===== SUPPLIED INFORMATION =====

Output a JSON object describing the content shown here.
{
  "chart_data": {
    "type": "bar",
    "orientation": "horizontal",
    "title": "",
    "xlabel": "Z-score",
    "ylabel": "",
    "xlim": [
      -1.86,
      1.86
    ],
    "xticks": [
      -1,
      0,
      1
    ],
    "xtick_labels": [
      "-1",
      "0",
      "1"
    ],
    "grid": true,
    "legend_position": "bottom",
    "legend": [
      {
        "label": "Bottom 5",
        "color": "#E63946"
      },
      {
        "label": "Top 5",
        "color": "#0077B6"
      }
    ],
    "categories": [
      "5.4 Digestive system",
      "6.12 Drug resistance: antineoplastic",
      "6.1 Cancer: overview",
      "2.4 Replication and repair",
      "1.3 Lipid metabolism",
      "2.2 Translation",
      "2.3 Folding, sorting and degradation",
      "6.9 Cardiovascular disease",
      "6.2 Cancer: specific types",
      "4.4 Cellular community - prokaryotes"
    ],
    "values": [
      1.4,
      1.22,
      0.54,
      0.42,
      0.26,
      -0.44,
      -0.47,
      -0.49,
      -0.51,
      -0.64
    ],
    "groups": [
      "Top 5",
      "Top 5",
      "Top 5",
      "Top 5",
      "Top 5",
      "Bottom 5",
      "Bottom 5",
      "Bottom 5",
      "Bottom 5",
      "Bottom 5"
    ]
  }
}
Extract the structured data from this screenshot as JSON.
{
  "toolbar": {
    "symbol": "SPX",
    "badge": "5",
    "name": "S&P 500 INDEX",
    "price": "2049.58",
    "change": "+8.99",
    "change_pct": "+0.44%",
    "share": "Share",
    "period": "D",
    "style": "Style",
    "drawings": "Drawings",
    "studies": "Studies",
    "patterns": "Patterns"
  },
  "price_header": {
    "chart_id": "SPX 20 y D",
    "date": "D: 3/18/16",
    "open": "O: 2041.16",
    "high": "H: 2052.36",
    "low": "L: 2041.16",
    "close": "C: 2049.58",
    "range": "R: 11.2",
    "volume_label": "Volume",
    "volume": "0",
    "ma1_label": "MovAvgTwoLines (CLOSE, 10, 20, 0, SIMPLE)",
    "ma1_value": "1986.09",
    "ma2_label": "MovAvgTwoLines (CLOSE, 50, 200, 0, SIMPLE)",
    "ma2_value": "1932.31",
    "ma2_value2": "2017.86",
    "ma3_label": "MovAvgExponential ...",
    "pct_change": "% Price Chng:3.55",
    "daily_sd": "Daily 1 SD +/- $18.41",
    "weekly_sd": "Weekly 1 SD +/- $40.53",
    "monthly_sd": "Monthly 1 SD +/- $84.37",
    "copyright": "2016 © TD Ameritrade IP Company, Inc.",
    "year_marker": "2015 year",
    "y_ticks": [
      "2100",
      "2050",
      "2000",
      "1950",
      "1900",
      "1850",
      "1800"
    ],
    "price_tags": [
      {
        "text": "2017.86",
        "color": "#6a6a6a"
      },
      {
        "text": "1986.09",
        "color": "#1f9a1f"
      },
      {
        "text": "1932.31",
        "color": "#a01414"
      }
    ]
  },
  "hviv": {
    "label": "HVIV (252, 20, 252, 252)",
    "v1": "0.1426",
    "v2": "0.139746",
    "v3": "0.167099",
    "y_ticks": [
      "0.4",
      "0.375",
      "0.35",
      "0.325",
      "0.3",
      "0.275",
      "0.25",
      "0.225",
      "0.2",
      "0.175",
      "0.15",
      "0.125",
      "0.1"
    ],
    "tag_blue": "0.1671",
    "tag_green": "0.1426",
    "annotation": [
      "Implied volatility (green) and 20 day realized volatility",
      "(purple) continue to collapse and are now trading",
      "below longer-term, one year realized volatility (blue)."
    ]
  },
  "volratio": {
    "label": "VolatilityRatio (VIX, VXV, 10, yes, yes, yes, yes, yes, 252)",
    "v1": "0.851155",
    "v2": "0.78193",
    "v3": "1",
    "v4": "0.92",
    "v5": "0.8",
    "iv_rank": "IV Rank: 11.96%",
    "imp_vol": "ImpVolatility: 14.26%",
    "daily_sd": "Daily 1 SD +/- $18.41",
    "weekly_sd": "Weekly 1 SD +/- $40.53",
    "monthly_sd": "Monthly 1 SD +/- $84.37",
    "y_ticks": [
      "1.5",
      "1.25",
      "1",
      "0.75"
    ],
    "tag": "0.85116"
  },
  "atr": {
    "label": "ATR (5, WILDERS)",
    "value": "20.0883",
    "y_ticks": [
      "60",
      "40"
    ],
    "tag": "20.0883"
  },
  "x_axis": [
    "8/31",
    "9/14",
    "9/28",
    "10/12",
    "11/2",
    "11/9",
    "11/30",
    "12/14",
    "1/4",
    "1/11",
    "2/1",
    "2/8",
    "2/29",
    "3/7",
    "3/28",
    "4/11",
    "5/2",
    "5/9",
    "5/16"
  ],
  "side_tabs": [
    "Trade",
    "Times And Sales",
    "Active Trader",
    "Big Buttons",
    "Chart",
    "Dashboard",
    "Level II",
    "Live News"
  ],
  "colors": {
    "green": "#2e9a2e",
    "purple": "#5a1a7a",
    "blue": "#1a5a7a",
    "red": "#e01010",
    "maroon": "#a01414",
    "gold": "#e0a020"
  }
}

=====

PROBLEM TO WORK ON: Where a line of the material above holds the string "JSON", copy that line.

OUTPUT FOR THIS TASK:
Output a JSON object describing the content shown here.
Extract the structured data from this screenshot as JSON.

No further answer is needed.